- Problem: Reproduce the records exactly.

⟨

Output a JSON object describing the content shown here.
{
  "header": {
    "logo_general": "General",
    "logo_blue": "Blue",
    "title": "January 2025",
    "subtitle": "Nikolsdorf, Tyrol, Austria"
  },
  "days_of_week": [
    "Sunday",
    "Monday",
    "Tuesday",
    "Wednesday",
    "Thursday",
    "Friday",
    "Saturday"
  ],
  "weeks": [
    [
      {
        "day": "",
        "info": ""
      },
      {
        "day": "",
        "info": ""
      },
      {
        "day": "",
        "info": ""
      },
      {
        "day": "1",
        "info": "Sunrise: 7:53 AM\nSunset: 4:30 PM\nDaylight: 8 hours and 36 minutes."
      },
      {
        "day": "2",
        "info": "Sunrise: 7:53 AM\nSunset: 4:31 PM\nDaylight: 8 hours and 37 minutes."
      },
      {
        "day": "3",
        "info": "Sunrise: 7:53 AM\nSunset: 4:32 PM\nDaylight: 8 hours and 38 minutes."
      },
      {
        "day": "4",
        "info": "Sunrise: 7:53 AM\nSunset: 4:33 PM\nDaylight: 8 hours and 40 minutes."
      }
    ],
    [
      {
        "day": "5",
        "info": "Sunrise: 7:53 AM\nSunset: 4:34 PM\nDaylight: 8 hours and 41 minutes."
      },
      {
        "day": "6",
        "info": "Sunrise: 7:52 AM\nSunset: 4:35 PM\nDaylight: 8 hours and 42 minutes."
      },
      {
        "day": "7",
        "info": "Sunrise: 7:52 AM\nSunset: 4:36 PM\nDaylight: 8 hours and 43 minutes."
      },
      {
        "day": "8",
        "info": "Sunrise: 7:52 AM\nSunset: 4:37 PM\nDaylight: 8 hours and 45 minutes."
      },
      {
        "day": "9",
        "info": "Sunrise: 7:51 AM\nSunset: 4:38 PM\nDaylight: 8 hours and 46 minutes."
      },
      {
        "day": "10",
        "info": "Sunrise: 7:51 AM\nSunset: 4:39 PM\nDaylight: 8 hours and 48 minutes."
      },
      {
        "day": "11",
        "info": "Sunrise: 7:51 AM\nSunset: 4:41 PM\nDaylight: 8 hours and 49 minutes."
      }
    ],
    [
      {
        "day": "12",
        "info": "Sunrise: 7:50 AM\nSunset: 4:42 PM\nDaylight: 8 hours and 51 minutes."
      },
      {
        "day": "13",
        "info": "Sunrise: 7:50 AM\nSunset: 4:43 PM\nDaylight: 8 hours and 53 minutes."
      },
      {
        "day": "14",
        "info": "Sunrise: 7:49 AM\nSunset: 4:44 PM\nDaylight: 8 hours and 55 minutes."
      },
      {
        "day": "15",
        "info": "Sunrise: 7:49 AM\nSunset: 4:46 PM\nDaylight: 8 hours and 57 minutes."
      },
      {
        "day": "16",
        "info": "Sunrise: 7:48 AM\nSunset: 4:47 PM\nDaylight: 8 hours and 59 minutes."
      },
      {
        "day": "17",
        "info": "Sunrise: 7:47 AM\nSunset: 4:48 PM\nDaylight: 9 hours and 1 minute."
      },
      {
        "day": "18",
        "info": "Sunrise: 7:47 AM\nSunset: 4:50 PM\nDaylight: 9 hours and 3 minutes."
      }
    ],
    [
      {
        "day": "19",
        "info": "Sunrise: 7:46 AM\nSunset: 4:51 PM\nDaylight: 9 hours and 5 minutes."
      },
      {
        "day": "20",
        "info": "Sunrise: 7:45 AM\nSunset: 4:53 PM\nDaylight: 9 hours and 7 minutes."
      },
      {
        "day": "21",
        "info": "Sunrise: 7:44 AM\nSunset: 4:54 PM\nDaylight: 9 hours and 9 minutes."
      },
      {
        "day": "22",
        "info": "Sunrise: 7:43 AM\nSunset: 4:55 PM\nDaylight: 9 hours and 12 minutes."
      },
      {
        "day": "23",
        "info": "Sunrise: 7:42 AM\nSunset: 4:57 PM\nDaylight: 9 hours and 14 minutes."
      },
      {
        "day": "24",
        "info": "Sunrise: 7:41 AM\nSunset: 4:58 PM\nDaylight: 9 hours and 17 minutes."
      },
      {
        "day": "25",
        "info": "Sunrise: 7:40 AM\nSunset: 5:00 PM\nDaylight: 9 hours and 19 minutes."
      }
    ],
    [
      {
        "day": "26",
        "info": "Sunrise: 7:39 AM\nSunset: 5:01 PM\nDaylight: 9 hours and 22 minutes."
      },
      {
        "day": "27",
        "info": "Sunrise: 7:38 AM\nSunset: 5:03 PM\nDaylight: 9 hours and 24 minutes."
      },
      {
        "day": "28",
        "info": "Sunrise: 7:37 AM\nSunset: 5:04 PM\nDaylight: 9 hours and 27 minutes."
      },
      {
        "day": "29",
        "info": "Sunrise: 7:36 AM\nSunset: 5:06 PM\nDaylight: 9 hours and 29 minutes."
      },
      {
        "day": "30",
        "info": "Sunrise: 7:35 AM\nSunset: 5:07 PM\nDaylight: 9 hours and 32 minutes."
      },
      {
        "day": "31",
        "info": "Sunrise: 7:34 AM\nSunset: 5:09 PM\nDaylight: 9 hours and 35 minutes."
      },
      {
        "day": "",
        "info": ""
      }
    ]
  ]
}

⟩

- Exercise response:
Output a JSON object describing the content shown here.
{
  "header": {
    "logo_general": "General",
    "logo_blue": "Blue",
    "title": "January 2025",
    "subtitle": "Nikolsdorf, Tyrol, Austria"
  },
  "days_of_week": [
    "Sunday",
    "Monday",
    "Tuesday",
    "Wednesday",
    "Thursday",
    "Friday",
    "Saturday"
  ],
  "weeks": [
    [
      {
        "day": "",
        "info": ""
      },
      {
        "day": "",
        "info": ""
      },
      {
        "day": "",
        "info": ""
      },
      {
        "day": "1",
        "info": "Sunrise: 7:53 AM\nSunset: 4:30 PM\nDaylight: 8 hours and 36 minutes."
      },
      {
        "day": "2",
        "info": "Sunrise: 7:53 AM\nSunset: 4:31 PM\nDaylight: 8 hours and 37 minutes."
      },
      {
        "day": "3",
        "info": "Sunrise: 7:53 AM\nSunset: 4:32 PM\nDaylight: 8 hours and 38 minutes."
      },
      {
        "day": "4",
        "info": "Sunrise: 7:53 AM\nSunset: 4:33 PM\nDaylight: 8 hours and 40 minutes."
      }
    ],
    [
      {
        "day": "5",
        "info": "Sunrise: 7:53 AM\nSunset: 4:34 PM\nDaylight: 8 hours and 41 minutes."
      },
      {
        "day": "6",
        "info": "Sunrise: 7:52 AM\nSunset: 4:35 PM\nDaylight: 8 hours and 42 minutes."
      },
      {
        "day": "7",
        "info": "Sunrise: 7:52 AM\nSunset: 4:36 PM\nDaylight: 8 hours and 43 minutes."
      },
      {
        "day": "8",
        "info": "Sunrise: 7:52 AM\nSunset: 4:37 PM\nDaylight: 8 hours and 45 minutes."
      },
      {
        "day": "9",
        "info": "Sunrise: 7:51 AM\nSunset: 4:38 PM\nDaylight: 8 hours and 46 minutes."
      },
      {
        "day": "10",
        "info": "Sunrise: 7:51 AM\nSunset: 4:39 PM\nDaylight: 8 hours and 48 minutes."
      },
      {
        "day": "11",
        "info": "Sunrise: 7:51 AM\nSunset: 4:41 PM\nDaylight: 8 hours and 49 minutes."
      }
    ],
    [
      {
        "day": "12",
        "info": "Sunrise: 7:50 AM\nSunset: 4:42 PM\nDaylight: 8 hours and 51 minutes."
      },
      {
        "day": "13",
        "info": "Sunrise: 7:50 AM\nSunset: 4:43 PM\nDaylight: 8 hours and 53 minutes."
      },
      {
        "day": "14",
        "info": "Sunrise: 7:49 AM\nSunset: 4:44 PM\nDaylight: 8 hours and 55 minutes."
      },
      {
        "day": "15",
        "info": "Sunrise: 7:49 AM\nSunset: 4:46 PM\nDaylight: 8 hours and 57 minutes."
      },
      {
        "day": "16",
        "info": "Sunrise: 7:48 AM\nSunset: 4:47 PM\nDaylight: 8 hours and 59 minutes."
      },
      {
        "day": "17",
        "info": "Sunrise: 7:47 AM\nSunset: 4:48 PM\nDaylight: 9 hours and 1 minute."
      },
      {
        "day": "18",
        "info": "Sunrise: 7:47 AM\nSunset: 4:50 PM\nDaylight: 9 hours and 3 minutes."
      }
    ],
    [
      {
        "day": "19",
        "info": "Sunrise: 7:46 AM\nSunset: 4:51 PM\nDaylight: 9 hours and 5 minutes."
      },
      {
        "day": "20",
        "info": "Sunrise: 7:45 AM\nSunset: 4:53 PM\nDaylight: 9 hours and 7 minutes."
      },
      {
        "day": "21",
        "info": "Sunrise: 7:44 AM\nSunset: 4:54 PM\nDaylight: 9 hours and 9 minutes."
      },
      {
        "day": "22",
        "info": "Sunrise: 7:43 AM\nSunset: 4:55 PM\nDaylight: 9 hours and 12 minutes."
      },
      {
        "day": "23",
        "info": "Sunrise: 7:42 AM\nSunset: 4:57 PM\nDaylight: 9 hours and 14 minutes."
      },
      {
        "day": "24",
        "info": "Sunrise: 7:41 AM\nSunset: 4:58 PM\nDaylight: 9 hours and 17 minutes."
      },
      {
        "day": "25",
        "info": "Sunrise: 7:40 AM\nSunset: 5:00 PM\nDaylight: 9 hours and 19 minutes."
      }
    ],
    [
      {
        "day": "26",
        "info": "Sunrise: 7:39 AM\nSunset: 5:01 PM\nDaylight: 9 hours and 22 minutes."
      },
      {
        "day": "27",
        "info": "Sunrise: 7:38 AM\nSunset: 5:03 PM\nDaylight: 9 hours and 24 minutes."
      },
      {
        "day": "28",
        "info": "Sunrise: 7:37 AM\nSunset: 5:04 PM\nDaylight: 9 hours and 27 minutes."
      },
      {
        "day": "29",
        "info": "Sunrise: 7:36 AM\nSunset: 5:06 PM\nDaylight: 9 hours and 29 minutes."
      },
      {
        "day": "30",
        "info": "Sunrise: 7:35 AM\nSunset: 5:07 PM\nDaylight: 9 hours and 32 minutes."
      },
      {
        "day": "31",
        "info": "Sunrise: 7:34 AM\nSunset: 5:09 PM\nDaylight: 9 hours and 35 minutes."
      },
      {
        "day": "",
        "info": ""
      }
    ]
  ]
}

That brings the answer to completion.